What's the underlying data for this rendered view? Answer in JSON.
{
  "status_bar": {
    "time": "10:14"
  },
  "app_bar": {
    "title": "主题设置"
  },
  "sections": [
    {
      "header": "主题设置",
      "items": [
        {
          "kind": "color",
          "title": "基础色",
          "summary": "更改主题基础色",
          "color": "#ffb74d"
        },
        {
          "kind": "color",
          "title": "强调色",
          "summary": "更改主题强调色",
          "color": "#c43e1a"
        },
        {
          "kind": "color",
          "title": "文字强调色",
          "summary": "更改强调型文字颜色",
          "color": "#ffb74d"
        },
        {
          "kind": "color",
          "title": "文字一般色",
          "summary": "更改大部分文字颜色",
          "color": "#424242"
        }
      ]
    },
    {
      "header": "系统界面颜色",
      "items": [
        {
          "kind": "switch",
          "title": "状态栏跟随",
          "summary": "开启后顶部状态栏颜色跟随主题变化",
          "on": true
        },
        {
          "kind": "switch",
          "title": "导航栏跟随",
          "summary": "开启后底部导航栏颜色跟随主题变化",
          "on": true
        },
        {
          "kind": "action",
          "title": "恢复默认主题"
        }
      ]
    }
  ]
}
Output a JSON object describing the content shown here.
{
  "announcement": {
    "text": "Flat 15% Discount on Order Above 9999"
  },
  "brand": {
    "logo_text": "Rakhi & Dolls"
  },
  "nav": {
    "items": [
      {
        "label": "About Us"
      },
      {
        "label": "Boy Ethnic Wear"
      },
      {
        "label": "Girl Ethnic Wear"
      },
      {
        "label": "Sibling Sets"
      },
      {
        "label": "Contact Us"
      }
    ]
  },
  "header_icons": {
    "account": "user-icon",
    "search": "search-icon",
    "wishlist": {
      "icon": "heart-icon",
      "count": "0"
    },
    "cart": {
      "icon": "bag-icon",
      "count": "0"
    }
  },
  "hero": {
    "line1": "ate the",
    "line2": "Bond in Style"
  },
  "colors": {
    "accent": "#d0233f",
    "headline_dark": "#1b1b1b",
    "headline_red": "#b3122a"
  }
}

#### Exercise details
Reproduce the records above exactly as they appear.

#### Task solution
What's the underlying data for this rendered view? Answer in JSON.
{
  "status_bar": {
    "time": "10:14"
  },
  "app_bar": {
    "title": "主题设置"
  },
  "sections": [
    {
      "header": "主题设置",
      "items": [
        {
          "kind": "color",
          "title": "基础色",
          "summary": "更改主题基础色",
          "color": "#ffb74d"
        },
        {
          "kind": "color",
          "title": "强调色",
          "summary": "更改主题强调色",
          "color": "#c43e1a"
        },
        {
          "kind": "color",
          "title": "文字强调色",
          "summary": "更改强调型文字颜色",
          "color": "#ffb74d"
        },
        {
          "kind": "color",
          "title": "文字一般色",
          "summary": "更改大部分文字颜色",
          "color": "#424242"
        }
      ]
    },
    {
      "header": "系统界面颜色",
      "items": [
        {
          "kind": "switch",
          "title": "状态栏跟随",
          "summary": "开启后顶部状态栏颜色跟随主题变化",
          "on": true
        },
        {
          "kind": "switch",
          "title": "导航栏跟随",
          "summary": "开启后底部导航栏颜色跟随主题变化",
          "on": true
        },
        {
          "kind": "action",
          "title": "恢复默认主题"
        }
      ]
    }
  ]
}
Output a JSON object describing the content shown here.
{
  "announcement": {
    "text": "Flat 15% Discount on Order Above 9999"
  },
  "brand": {
    "logo_text": "Rakhi & Dolls"
  },
  "nav": {
    "items": [
      {
        "label": "About Us"
      },
      {
        "label": "Boy Ethnic Wear"
      },
      {
        "label": "Girl Ethnic Wear"
      },
      {
        "label": "Sibling Sets"
      },
      {
        "label": "Contact Us"
      }
    ]
  },
  "header_icons": {
    "account": "user-icon",
    "search": "search-icon",
    "wishlist": {
      "icon": "heart-icon",
      "count": "0"
    },
    "cart": {
      "icon": "bag-icon",
      "count": "0"
    }
  },
  "hero": {
    "line1": "ate the",
    "line2": "Bond in Style"
  },
  "colors": {
    "accent": "#d0233f",
    "headline_dark": "#1b1b1b",
    "headline_red": "#b3122a"
  }
}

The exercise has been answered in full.